Find every line of the listing below where "with" appears, and copy it.

┄┄┄┄┄┄┄┄┄┄┄┄┄┄┄┄┄┄┄┄

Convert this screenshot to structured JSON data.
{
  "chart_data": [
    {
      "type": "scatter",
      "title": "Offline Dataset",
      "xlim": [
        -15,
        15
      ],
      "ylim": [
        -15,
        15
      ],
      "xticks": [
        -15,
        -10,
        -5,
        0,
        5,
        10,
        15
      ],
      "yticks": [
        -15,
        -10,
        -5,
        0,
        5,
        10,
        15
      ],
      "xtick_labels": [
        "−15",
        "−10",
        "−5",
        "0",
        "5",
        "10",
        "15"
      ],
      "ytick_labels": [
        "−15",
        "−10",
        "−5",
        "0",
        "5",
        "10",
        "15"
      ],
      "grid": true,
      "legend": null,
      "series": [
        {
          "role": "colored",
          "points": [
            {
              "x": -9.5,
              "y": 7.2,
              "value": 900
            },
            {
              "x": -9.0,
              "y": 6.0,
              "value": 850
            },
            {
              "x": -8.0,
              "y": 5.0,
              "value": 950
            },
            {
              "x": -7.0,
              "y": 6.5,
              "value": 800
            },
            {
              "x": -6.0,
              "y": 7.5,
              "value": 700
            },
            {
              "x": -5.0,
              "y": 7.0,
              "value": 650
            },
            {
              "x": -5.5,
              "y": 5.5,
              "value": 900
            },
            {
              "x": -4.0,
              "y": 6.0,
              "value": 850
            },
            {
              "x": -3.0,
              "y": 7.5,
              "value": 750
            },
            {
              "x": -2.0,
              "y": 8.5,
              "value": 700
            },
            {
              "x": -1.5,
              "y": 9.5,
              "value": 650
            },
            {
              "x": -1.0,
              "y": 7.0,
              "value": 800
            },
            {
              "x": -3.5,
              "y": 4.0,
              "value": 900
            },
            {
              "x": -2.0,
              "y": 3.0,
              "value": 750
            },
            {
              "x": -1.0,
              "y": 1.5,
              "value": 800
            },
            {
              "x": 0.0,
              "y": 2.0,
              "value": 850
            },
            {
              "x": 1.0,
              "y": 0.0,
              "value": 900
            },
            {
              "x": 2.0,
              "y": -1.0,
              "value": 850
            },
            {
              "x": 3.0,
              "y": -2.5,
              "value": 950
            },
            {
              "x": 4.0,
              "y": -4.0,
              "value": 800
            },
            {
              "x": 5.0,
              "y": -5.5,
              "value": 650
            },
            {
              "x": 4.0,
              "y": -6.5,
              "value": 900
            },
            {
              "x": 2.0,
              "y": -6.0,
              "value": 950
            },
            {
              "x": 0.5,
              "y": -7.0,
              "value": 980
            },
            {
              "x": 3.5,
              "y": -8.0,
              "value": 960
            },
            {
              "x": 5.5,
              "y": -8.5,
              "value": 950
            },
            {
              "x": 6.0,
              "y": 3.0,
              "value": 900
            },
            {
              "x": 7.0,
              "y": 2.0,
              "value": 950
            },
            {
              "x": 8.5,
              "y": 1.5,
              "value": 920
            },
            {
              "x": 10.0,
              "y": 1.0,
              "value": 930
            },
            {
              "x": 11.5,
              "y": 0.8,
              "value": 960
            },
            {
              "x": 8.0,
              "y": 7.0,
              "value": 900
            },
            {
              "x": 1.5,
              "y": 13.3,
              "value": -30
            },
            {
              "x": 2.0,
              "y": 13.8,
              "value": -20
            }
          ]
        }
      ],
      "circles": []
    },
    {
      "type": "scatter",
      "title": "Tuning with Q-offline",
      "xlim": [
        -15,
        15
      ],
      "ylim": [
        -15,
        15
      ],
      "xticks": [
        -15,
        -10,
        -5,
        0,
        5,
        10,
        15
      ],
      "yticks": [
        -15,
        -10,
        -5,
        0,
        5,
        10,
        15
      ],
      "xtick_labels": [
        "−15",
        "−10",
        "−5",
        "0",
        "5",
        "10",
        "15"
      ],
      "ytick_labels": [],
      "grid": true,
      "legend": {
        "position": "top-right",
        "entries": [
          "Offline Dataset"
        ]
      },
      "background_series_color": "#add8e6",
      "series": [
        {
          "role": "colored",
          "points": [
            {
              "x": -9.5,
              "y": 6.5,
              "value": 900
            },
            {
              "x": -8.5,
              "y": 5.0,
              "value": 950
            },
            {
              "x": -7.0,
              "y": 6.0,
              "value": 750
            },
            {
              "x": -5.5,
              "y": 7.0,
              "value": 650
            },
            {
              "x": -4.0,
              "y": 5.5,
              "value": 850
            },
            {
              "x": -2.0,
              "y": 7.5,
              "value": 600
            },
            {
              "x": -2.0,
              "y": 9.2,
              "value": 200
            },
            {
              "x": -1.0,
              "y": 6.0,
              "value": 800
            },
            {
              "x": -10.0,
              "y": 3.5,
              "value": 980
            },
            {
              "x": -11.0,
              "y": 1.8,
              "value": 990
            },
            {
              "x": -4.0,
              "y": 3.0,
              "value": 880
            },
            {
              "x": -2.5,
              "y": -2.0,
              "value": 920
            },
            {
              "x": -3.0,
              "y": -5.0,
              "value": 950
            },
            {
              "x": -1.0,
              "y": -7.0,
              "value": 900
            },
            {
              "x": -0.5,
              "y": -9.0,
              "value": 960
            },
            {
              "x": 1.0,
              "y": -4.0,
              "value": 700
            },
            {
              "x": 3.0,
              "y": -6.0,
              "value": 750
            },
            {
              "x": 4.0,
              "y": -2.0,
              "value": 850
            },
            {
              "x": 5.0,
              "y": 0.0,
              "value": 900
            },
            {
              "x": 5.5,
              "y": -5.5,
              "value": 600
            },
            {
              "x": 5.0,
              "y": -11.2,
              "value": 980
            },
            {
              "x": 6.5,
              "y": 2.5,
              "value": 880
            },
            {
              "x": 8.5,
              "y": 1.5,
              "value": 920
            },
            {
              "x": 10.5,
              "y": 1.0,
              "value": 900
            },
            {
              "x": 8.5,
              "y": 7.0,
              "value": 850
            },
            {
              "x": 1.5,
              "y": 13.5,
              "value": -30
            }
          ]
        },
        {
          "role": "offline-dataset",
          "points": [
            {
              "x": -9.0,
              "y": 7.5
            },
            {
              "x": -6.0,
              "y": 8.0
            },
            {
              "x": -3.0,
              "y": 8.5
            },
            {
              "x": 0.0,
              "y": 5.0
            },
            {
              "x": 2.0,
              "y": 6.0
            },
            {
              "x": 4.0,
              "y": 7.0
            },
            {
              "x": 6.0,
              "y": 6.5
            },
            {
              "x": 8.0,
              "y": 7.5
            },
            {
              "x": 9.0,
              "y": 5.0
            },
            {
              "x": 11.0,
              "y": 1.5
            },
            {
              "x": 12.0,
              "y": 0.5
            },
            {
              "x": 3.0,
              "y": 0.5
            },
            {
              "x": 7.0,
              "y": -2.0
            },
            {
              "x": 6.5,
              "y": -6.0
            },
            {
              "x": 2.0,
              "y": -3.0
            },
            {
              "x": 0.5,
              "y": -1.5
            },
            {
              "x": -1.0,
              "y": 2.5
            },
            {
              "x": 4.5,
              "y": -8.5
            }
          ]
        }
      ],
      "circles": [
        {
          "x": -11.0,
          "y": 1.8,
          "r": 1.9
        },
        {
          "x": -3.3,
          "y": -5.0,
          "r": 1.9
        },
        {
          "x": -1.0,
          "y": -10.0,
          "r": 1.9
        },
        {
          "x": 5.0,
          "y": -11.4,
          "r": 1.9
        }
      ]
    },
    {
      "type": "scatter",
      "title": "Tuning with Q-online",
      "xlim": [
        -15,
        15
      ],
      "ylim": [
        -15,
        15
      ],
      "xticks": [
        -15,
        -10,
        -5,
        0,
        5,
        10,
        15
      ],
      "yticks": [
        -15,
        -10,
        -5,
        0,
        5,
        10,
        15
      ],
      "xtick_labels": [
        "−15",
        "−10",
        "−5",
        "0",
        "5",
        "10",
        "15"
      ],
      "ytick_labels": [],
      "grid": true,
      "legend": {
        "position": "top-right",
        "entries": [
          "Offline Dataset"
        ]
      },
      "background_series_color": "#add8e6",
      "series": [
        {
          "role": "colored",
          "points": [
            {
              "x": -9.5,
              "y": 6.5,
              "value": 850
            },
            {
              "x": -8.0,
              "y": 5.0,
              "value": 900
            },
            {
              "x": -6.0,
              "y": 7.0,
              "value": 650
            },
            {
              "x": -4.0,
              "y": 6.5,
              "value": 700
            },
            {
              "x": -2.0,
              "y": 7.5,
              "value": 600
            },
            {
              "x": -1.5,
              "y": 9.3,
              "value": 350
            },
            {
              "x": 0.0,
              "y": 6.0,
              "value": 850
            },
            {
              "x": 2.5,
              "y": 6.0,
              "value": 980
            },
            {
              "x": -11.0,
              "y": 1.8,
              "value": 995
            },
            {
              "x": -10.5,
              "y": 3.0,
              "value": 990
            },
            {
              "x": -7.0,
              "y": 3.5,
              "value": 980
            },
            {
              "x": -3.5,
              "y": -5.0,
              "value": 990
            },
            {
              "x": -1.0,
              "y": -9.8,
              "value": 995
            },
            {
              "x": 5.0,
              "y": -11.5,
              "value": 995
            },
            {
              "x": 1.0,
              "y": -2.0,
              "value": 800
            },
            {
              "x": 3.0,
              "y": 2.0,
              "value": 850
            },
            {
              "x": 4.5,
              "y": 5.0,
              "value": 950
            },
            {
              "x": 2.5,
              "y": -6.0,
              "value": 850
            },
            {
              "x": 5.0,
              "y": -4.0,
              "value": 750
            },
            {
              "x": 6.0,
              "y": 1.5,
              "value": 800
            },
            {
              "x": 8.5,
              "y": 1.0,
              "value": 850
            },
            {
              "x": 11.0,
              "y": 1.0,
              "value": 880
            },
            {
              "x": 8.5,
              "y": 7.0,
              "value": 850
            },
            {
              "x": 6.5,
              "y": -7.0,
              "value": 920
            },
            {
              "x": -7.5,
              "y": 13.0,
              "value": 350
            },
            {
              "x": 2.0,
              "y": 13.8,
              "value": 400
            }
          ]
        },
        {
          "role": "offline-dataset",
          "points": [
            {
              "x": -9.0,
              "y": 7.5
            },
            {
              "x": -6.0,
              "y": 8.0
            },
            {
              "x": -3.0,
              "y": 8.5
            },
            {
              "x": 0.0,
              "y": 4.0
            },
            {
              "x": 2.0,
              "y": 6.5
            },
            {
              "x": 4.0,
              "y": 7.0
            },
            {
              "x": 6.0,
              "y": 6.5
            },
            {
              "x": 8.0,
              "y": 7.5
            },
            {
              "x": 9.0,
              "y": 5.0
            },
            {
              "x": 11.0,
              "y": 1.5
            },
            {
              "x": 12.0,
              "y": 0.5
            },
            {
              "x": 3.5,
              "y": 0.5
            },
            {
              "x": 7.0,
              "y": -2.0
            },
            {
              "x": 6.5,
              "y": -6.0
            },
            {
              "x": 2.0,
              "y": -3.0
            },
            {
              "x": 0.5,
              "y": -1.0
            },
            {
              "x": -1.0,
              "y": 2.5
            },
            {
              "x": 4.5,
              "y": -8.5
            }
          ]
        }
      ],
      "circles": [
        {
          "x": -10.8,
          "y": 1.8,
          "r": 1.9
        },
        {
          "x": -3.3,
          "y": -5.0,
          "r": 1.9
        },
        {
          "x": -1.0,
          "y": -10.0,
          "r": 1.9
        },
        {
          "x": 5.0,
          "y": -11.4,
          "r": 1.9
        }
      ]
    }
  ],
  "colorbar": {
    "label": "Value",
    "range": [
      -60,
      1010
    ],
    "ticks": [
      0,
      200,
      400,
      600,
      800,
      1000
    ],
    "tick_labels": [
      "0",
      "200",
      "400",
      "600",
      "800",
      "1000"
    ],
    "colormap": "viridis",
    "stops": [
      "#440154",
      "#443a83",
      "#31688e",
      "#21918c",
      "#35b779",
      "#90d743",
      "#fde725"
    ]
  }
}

┄┄┄┄┄┄┄┄┄┄┄┄┄┄┄┄┄┄┄┄

◆ **Reply to the task**:
      "title": "Tuning with Q-offline",
      "title": "Tuning with Q-online",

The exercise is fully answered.